REQUEST => Only a number is wanted: how many lines in these records contain the word "this"?

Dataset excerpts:
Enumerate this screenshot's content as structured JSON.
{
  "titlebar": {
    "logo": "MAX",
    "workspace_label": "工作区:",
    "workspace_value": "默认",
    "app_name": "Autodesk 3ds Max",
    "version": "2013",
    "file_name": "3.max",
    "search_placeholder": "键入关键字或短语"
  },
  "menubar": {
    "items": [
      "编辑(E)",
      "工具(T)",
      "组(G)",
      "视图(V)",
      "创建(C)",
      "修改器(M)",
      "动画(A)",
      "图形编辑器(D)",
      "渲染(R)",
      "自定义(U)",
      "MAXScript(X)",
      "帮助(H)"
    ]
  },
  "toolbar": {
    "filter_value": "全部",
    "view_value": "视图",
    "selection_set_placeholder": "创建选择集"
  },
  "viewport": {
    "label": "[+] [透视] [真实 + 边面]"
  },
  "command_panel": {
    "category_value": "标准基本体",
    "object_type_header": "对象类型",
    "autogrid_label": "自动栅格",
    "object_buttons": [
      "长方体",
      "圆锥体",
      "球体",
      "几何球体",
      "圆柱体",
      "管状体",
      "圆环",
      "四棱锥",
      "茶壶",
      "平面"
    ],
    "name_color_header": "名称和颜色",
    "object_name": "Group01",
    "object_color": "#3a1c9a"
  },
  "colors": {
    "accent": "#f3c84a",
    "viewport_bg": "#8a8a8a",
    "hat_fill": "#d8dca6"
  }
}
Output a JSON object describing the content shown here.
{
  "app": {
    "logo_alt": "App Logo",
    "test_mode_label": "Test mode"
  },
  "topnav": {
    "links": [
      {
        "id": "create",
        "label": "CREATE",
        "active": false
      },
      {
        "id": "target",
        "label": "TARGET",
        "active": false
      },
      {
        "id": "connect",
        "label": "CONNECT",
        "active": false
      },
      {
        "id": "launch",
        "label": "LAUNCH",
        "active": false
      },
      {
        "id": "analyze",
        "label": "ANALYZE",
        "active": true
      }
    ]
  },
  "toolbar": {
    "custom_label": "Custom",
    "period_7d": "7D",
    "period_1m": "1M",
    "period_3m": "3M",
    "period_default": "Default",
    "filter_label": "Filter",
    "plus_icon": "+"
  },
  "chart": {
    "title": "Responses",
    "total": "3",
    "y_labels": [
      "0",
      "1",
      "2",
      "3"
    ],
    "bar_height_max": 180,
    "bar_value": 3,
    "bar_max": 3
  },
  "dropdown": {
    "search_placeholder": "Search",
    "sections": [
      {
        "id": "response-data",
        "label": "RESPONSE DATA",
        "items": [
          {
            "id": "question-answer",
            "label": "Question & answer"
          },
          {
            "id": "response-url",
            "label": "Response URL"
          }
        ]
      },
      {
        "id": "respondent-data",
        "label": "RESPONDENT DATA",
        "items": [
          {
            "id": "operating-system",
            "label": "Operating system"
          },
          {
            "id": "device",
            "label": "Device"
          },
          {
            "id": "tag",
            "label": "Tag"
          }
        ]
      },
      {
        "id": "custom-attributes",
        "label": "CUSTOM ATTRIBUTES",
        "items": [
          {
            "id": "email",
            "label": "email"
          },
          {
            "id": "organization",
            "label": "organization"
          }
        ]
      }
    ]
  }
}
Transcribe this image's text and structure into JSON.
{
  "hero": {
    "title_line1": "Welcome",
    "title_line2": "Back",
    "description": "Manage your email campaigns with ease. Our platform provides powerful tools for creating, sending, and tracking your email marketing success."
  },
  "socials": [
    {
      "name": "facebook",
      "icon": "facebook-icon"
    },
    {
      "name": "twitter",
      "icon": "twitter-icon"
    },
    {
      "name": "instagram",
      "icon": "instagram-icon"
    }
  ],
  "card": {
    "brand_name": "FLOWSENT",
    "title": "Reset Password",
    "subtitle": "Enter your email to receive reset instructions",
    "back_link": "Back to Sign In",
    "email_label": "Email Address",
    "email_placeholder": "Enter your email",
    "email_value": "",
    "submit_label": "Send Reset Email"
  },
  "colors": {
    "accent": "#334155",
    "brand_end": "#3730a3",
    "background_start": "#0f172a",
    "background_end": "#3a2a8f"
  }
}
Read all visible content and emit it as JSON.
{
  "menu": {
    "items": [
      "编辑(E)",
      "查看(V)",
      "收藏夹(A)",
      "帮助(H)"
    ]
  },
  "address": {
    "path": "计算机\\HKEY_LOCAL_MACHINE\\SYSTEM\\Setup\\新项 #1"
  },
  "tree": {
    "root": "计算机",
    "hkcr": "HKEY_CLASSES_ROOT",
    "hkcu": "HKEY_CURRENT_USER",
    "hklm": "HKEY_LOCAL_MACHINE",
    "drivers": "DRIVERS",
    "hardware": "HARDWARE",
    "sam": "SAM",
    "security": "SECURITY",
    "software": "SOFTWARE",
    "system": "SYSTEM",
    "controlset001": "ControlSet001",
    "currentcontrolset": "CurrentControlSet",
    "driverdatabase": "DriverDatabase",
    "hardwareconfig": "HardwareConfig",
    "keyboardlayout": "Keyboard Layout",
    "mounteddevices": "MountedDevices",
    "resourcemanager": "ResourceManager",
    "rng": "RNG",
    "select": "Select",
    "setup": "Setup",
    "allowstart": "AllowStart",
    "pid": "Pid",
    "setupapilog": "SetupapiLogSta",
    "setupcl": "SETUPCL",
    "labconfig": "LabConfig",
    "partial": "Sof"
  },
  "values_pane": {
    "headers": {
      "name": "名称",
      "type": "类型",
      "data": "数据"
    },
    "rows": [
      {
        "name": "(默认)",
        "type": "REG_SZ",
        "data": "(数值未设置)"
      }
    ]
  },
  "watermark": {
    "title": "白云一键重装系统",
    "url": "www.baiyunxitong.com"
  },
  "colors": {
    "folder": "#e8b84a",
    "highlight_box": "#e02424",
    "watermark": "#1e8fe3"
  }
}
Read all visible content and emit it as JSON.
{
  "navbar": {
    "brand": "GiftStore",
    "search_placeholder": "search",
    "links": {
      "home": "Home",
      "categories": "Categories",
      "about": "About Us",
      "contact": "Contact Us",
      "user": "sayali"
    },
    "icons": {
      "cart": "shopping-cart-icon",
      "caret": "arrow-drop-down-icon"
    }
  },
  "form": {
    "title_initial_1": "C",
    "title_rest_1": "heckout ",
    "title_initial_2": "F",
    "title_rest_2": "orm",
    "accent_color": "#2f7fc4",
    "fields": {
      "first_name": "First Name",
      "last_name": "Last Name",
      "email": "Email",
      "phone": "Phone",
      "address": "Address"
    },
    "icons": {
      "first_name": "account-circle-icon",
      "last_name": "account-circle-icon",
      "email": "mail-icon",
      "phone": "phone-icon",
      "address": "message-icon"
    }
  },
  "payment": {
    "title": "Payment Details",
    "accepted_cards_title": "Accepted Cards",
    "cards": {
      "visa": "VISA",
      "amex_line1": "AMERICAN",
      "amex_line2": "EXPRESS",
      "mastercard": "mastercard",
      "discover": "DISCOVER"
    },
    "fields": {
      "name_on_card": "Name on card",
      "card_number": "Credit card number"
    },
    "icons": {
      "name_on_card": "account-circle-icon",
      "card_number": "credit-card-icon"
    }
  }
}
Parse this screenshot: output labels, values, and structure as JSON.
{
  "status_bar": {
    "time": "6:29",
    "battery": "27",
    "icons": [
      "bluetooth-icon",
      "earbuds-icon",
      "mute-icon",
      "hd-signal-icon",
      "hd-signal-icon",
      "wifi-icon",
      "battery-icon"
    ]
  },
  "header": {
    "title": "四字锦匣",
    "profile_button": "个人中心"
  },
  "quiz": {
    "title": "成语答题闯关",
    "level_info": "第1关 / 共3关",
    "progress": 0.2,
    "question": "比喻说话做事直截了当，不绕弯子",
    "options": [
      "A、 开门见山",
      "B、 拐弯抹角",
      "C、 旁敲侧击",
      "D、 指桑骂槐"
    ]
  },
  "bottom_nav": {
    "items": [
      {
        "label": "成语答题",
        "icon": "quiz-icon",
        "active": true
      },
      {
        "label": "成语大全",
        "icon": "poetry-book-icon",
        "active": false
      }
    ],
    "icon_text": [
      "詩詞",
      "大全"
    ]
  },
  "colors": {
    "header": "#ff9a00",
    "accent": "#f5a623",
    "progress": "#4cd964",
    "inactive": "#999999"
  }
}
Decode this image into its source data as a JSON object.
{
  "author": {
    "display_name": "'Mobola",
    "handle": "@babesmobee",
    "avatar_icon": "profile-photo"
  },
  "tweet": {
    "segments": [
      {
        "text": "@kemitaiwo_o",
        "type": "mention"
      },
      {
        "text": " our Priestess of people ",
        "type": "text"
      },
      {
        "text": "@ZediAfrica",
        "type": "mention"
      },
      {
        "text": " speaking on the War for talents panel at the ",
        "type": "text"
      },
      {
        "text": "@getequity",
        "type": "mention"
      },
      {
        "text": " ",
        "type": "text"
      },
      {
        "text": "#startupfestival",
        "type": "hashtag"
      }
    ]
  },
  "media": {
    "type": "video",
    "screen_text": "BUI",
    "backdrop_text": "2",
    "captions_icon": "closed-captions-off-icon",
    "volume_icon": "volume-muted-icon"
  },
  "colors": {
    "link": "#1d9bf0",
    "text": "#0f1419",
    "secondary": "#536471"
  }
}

WRITTEN REPLY => 4